Records from a data source:
=-=-=

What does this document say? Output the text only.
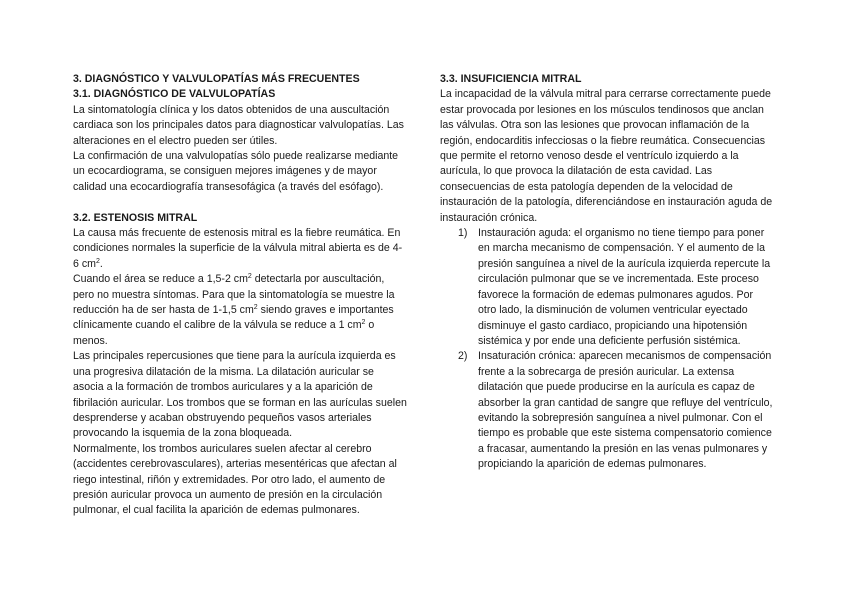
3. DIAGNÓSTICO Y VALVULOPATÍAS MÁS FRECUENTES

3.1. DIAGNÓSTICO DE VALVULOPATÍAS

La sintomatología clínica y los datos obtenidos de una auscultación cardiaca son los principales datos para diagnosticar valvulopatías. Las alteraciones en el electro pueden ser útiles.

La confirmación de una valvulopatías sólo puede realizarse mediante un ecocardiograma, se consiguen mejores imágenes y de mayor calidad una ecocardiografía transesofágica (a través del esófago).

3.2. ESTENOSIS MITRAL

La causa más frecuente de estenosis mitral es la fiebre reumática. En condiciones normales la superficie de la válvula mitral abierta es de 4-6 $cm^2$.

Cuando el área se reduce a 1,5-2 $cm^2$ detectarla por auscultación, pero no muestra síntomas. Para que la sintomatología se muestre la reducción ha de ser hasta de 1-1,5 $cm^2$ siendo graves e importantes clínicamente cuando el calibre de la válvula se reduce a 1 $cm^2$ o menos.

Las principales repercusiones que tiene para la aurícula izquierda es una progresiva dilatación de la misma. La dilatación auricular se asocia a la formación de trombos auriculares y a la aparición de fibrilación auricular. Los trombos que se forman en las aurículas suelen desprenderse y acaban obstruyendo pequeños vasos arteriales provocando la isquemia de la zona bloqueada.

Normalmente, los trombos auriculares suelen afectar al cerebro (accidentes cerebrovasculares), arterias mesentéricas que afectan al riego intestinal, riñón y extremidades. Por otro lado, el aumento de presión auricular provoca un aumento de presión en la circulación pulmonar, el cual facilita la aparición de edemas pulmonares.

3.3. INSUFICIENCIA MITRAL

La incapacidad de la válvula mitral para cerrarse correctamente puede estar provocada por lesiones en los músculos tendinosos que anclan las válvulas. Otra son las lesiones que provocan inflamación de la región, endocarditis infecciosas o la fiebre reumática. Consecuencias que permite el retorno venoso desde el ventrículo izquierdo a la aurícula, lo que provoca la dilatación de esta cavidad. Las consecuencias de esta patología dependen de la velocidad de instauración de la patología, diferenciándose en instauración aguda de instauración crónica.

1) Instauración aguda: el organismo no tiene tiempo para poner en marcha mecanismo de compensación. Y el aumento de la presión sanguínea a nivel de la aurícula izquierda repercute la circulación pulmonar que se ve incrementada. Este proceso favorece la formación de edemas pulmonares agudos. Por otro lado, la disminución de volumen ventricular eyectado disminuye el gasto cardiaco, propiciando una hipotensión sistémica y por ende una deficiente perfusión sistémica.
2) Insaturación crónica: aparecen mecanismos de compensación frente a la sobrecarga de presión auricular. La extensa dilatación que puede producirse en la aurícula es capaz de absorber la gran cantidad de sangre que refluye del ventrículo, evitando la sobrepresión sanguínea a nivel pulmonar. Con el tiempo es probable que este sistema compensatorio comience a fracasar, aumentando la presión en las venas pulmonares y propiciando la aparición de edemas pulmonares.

=-=-=

Problem description> Filter the records for the word "fiebre" and show every line that has it.

Answer>
La causa más frecuente de estenosis mitral es la fiebre reumática. En condiciones normales la superficie de la válvula mitral abierta es de 4-6 $cm^2$.
La incapacidad de la válvula mitral para cerrarse correctamente puede estar provocada por lesiones en los músculos tendinosos que anclan las válvulas. Otra son las lesiones que provocan inflamación de la región, endocarditis infecciosas o la fiebre reumática. Consecuencias que permite el retorno venoso desde el ventrículo izquierdo a la aurícula, lo que provoca la dilatación de esta cavidad. Las consecuencias de esta patología dependen de la velocidad de instauración de la patología, diferenciándose en instauración aguda de instauración crónica.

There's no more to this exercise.